To do: Below is a block of records; repeat each one exactly.

Input for this task start

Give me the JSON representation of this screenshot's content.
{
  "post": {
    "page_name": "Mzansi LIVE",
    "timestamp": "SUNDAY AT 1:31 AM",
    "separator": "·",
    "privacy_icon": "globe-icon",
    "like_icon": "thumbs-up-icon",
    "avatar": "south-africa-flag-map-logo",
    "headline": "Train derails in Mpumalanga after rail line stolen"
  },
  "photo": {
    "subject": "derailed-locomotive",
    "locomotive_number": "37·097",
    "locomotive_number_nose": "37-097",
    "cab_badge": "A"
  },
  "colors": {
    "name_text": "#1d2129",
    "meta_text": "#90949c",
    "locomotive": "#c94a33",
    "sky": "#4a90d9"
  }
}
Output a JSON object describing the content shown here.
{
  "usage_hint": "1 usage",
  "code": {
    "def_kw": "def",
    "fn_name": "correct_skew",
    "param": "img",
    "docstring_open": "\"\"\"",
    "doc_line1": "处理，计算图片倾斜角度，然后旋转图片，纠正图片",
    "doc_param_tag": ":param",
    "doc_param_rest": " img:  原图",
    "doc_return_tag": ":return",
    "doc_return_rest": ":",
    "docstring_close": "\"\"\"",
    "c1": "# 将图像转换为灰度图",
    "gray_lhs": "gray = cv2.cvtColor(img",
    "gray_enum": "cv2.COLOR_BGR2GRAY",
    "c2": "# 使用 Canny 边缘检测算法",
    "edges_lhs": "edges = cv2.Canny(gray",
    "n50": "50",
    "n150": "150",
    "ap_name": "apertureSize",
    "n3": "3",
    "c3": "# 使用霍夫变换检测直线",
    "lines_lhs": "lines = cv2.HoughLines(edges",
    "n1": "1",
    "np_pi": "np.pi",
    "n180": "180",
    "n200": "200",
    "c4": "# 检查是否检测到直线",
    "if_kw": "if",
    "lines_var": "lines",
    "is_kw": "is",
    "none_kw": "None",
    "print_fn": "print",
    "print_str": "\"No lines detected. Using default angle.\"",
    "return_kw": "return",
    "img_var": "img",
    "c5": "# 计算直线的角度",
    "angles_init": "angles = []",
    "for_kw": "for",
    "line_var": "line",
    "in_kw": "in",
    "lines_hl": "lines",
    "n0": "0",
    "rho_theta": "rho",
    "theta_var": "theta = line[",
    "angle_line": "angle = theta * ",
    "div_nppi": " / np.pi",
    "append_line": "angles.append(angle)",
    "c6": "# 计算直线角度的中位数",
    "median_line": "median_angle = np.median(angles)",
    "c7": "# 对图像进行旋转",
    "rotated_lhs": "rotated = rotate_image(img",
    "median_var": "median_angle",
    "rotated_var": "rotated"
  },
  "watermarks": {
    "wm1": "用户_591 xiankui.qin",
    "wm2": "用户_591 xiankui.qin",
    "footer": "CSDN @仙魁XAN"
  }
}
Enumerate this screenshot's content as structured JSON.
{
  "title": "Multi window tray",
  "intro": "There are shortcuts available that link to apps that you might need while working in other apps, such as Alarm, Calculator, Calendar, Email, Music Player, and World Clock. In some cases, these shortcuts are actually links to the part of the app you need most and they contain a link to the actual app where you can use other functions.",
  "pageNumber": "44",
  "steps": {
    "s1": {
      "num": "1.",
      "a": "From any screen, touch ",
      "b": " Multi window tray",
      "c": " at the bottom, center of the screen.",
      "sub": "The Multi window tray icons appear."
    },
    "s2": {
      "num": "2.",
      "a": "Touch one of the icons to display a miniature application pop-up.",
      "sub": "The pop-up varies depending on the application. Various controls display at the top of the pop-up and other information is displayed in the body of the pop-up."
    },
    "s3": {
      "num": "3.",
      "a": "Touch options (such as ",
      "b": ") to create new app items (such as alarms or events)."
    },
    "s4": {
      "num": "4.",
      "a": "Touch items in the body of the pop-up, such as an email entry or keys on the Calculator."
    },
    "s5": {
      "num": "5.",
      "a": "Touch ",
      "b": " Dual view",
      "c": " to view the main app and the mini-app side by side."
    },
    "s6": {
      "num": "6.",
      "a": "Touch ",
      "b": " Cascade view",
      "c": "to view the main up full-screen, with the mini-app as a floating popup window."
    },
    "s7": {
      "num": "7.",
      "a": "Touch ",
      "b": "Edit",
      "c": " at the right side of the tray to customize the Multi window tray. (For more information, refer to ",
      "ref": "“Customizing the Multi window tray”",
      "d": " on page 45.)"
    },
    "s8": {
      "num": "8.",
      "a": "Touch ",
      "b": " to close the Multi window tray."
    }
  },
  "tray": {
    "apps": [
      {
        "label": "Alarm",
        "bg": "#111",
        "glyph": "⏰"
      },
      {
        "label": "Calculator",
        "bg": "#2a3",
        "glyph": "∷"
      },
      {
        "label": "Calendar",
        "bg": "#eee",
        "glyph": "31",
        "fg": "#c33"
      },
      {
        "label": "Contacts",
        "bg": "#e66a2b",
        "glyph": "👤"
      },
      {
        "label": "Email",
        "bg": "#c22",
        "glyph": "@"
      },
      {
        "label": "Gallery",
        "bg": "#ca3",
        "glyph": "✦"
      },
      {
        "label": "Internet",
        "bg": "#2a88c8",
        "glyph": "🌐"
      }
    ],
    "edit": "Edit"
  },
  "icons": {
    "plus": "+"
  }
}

Input for this task end

Solution to this exercise:
Give me the JSON representation of this screenshot's content.
{
  "post": {
    "page_name": "Mzansi LIVE",
    "timestamp": "SUNDAY AT 1:31 AM",
    "separator": "·",
    "privacy_icon": "globe-icon",
    "like_icon": "thumbs-up-icon",
    "avatar": "south-africa-flag-map-logo",
    "headline": "Train derails in Mpumalanga after rail line stolen"
  },
  "photo": {
    "subject": "derailed-locomotive",
    "locomotive_number": "37·097",
    "locomotive_number_nose": "37-097",
    "cab_badge": "A"
  },
  "colors": {
    "name_text": "#1d2129",
    "meta_text": "#90949c",
    "locomotive": "#c94a33",
    "sky": "#4a90d9"
  }
}
Output a JSON object describing the content shown here.
{
  "usage_hint": "1 usage",
  "code": {
    "def_kw": "def",
    "fn_name": "correct_skew",
    "param": "img",
    "docstring_open": "\"\"\"",
    "doc_line1": "处理，计算图片倾斜角度，然后旋转图片，纠正图片",
    "doc_param_tag": ":param",
    "doc_param_rest": " img:  原图",
    "doc_return_tag": ":return",
    "doc_return_rest": ":",
    "docstring_close": "\"\"\"",
    "c1": "# 将图像转换为灰度图",
    "gray_lhs": "gray = cv2.cvtColor(img",
    "gray_enum": "cv2.COLOR_BGR2GRAY",
    "c2": "# 使用 Canny 边缘检测算法",
    "edges_lhs": "edges = cv2.Canny(gray",
    "n50": "50",
    "n150": "150",
    "ap_name": "apertureSize",
    "n3": "3",
    "c3": "# 使用霍夫变换检测直线",
    "lines_lhs": "lines = cv2.HoughLines(edges",
    "n1": "1",
    "np_pi": "np.pi",
    "n180": "180",
    "n200": "200",
    "c4": "# 检查是否检测到直线",
    "if_kw": "if",
    "lines_var": "lines",
    "is_kw": "is",
    "none_kw": "None",
    "print_fn": "print",
    "print_str": "\"No lines detected. Using default angle.\"",
    "return_kw": "return",
    "img_var": "img",
    "c5": "# 计算直线的角度",
    "angles_init": "angles = []",
    "for_kw": "for",
    "line_var": "line",
    "in_kw": "in",
    "lines_hl": "lines",
    "n0": "0",
    "rho_theta": "rho",
    "theta_var": "theta = line[",
    "angle_line": "angle = theta * ",
    "div_nppi": " / np.pi",
    "append_line": "angles.append(angle)",
    "c6": "# 计算直线角度的中位数",
    "median_line": "median_angle = np.median(angles)",
    "c7": "# 对图像进行旋转",
    "rotated_lhs": "rotated = rotate_image(img",
    "median_var": "median_angle",
    "rotated_var": "rotated"
  },
  "watermarks": {
    "wm1": "用户_591 xiankui.qin",
    "wm2": "用户_591 xiankui.qin",
    "footer": "CSDN @仙魁XAN"
  }
}
Enumerate this screenshot's content as structured JSON.
{
  "title": "Multi window tray",
  "intro": "There are shortcuts available that link to apps that you might need while working in other apps, such as Alarm, Calculator, Calendar, Email, Music Player, and World Clock. In some cases, these shortcuts are actually links to the part of the app you need most and they contain a link to the actual app where you can use other functions.",
  "pageNumber": "44",
  "steps": {
    "s1": {
      "num": "1.",
      "a": "From any screen, touch ",
      "b": " Multi window tray",
      "c": " at the bottom, center of the screen.",
      "sub": "The Multi window tray icons appear."
    },
    "s2": {
      "num": "2.",
      "a": "Touch one of the icons to display a miniature application pop-up.",
      "sub": "The pop-up varies depending on the application. Various controls display at the top of the pop-up and other information is displayed in the body of the pop-up."
    },
    "s3": {
      "num": "3.",
      "a": "Touch options (such as ",
      "b": ") to create new app items (such as alarms or events)."
    },
    "s4": {
      "num": "4.",
      "a": "Touch items in the body of the pop-up, such as an email entry or keys on the Calculator."
    },
    "s5": {
      "num": "5.",
      "a": "Touch ",
      "b": " Dual view",
      "c": " to view the main app and the mini-app side by side."
    },
    "s6": {
      "num": "6.",
      "a": "Touch ",
      "b": " Cascade view",
      "c": "to view the main up full-screen, with the mini-app as a floating popup window."
    },
    "s7": {
      "num": "7.",
      "a": "Touch ",
      "b": "Edit",
      "c": " at the right side of the tray to customize the Multi window tray. (For more information, refer to ",
      "ref": "“Customizing the Multi window tray”",
      "d": " on page 45.)"
    },
    "s8": {
      "num": "8.",
      "a": "Touch ",
      "b": " to close the Multi window tray."
    }
  },
  "tray": {
    "apps": [
      {
        "label": "Alarm",
        "bg": "#111",
        "glyph": "⏰"
      },
      {
        "label": "Calculator",
        "bg": "#2a3",
        "glyph": "∷"
      },
      {
        "label": "Calendar",
        "bg": "#eee",
        "glyph": "31",
        "fg": "#c33"
      },
      {
        "label": "Contacts",
        "bg": "#e66a2b",
        "glyph": "👤"
      },
      {
        "label": "Email",
        "bg": "#c22",
        "glyph": "@"
      },
      {
        "label": "Gallery",
        "bg": "#ca3",
        "glyph": "✦"
      },
      {
        "label": "Internet",
        "bg": "#2a88c8",
        "glyph": "🌐"
      }
    ],
    "edit": "Edit"
  },
  "icons": {
    "plus": "+"
  }
}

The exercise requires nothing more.